Written exercise 1. Please recast the entries as a numbered list, from the first line of the entries through the line containing "help-logo-icon[interactable]: ? (1746, 93, 1808, 145)", and leave out any blank lines.

:::

I think there is better explanation. About half of the viewers who were enthusiastic enough to go to the networks' web pages to vote were Ron Paul's supporters. The logic of my explanation rests on the percentage of viewers who voted, compared with the 1.76 million people who watched MSNBC's broadcast. The audience size figures are here.
This means about 4.3% voted on CNN's site. That is slightly over 4%. It was just under 4% for MSNBC's site. We've seen this percentage before: Pareto's 20/80 law. Twenty percent of 20% (4%) voted on-line. This is exactly what I would have predicted. In other words, the poll was a faithful reflection of predictable responses. More than 6% voting would have been a remarkable statistic, one indicative of deep and wide interest in national politics. There was no such enthusiasm. That is why so few people tuned in.
This means that there were no missing votes for the Big Three candidates. It also means that Ron Paul's supporters are hard-core fanatics. They were the driving force of the web polls.
There are statistically inescapable facts governing the Republican election campaign so far. First, most people don't care and are not watching the debates. Second, among those who watched, a normal Pareto percentage of them went to the trouble to vote on-line. These are the elite of the Republican Party's ideological activists: 20% of the elite 20%. About half of these people support Ron Paul.
When I say "activists," don't mean people who write checks, knock on doors, stuff envelopes, stuff ballot boxes, and generally do the grunt work of political campaigns. I mean people who care enough about political ideas to sit through hours of political piffle and then take the time to go to a website and vote.
These people are presumably the wave of the digital future. Like Gandhi's supporters in 1915, they are not numerous. They will not determine the outcome of the Republican primaries. They will not attend the Republican Party's convention. But they are out there, and they are unlikely to go away.
I was part of such a group in 1960: the "Goldwater for Vice President" movement. I was on the geographical fringes. I was not in Chicago in 1960, nor did I get in the floor demonstration. But I was for it. That group eventually grew. It got Goldwater nominated in 1964 and got Reagan elected in 1980.
What happened immediately after the debates in May is bad news for the Republican Establishment. They have dismissed this as irrelevant. They will forget about it when Ron Paul fails to win the nomination. But there is no question in my mind that the Republican Party will move toward the right – the non-interventionist, limited-government Old Right – over the next three or four decades. This will take place at the bottom, i.e., at the local level, not at the top: New York City's financial district and Washington, D.C. The move toward the Old Right will accelerate when the checks from Washington don't buy much because of inflation. That day is coming.
Meanwhile, Ron Paul is building a digital mailing list.
This is the sleeper fact of the Great Debates.
The inventor of the political mailing list is forgotten today. His name was Charles Bryan. His brother, William Jennings Bryan, is well remembered. So valuable was that mailing list and the support it represented that the Democrats nominated Charles Bryan for Vice President in 1924. Charles Bryan had used that mailing list in three Presidential campaigns: 1896, 1900, and 1908.
In early 1965, in the wake of Goldwater's electoral defeat, Richard Viguerie sat down in the office of the Clerk of the House of Representatives and began writing down the names of people who had donated $50 or more to Goldwater's campaign – the equivalent of about $300 today.

:::

Written exercise 2. In the passage about the Republican debate web polls, write out the text from "This means that" to "website and vote." again, swapping "web polls" for "online polls".

Provided records.
:::

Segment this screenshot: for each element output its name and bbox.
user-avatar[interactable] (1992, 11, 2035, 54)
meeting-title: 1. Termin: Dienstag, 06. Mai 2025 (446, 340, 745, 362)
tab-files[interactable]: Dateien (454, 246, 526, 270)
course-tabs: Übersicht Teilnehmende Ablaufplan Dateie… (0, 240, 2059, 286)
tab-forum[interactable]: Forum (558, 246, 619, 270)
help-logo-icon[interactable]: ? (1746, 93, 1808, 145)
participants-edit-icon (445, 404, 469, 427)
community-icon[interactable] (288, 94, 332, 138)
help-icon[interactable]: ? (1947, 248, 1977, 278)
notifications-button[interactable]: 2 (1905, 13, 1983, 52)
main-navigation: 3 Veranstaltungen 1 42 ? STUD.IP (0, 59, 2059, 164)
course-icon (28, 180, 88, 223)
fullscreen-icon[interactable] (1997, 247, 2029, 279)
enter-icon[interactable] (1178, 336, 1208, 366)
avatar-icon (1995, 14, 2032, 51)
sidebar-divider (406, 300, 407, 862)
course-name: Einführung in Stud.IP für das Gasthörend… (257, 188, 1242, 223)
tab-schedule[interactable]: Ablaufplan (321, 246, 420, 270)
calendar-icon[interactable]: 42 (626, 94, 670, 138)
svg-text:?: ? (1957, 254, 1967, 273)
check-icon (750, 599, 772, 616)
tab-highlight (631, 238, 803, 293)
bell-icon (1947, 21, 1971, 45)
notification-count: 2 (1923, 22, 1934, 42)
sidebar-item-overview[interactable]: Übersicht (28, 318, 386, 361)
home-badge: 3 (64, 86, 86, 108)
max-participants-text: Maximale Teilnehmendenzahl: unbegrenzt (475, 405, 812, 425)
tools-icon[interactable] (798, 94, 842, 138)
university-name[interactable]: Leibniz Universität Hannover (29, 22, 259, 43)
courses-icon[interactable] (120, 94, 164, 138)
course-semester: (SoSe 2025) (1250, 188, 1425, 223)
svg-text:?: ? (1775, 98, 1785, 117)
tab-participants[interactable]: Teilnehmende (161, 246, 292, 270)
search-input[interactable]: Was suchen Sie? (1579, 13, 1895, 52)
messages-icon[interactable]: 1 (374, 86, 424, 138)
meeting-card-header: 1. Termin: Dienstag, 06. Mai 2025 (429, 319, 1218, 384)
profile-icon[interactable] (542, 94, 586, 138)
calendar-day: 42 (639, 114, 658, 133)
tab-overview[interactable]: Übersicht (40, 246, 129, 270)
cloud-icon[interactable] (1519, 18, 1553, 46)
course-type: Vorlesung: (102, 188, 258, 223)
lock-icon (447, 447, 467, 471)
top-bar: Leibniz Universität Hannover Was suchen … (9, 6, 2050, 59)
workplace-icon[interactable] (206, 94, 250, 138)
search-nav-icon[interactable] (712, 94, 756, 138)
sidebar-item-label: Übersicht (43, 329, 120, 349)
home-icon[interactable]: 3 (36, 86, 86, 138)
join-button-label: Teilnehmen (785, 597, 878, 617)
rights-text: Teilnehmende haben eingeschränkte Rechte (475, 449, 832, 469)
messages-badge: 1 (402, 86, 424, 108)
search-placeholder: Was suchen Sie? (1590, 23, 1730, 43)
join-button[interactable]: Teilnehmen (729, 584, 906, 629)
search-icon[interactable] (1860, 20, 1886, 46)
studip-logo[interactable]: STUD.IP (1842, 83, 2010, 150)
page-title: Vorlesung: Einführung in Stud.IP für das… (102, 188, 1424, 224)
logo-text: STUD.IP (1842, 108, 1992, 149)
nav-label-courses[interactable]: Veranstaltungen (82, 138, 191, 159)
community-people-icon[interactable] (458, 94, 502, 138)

:::

Written answer 1.
1. Segment this screenshot: for each element output its name and bbox.
2. user-avatar[interactable] (1992, 11, 2035, 54)
3. meeting-title: 1. Termin: Dienstag, 06. Mai 2025 (446, 340, 745, 362)
4. tab-files[interactable]: Dateien (454, 246, 526, 270)
5. course-tabs: Übersicht Teilnehmende Ablaufplan Dateie… (0, 240, 2059, 286)
6. tab-forum[interactable]: Forum (558, 246, 619, 270)
7. help-logo-icon[interactable]: ? (1746, 93, 1808, 145)

Written answer 2.
This means that there were no missing votes for the Big Three candidates. It also means that Ron Paul's supporters are hard-core fanatics. They were the driving force of the online polls.
There are statistically inescapable facts governing the Republican election campaign so far. First, most people don't care and are not watching the debates. Second, among those who watched, a normal Pareto percentage of them went to the trouble to vote on-line. These are the elite of the Republican Party's ideological activists: 20% of the elite 20%. About half of these people support Ron Paul.
When I say "activists," don't mean people who write checks, knock on doors, stuff envelopes, stuff ballot boxes, and generally do the grunt work of political campaigns. I mean people who care enough about political ideas to sit through hours of political piffle and then take the time to go to a website and vote.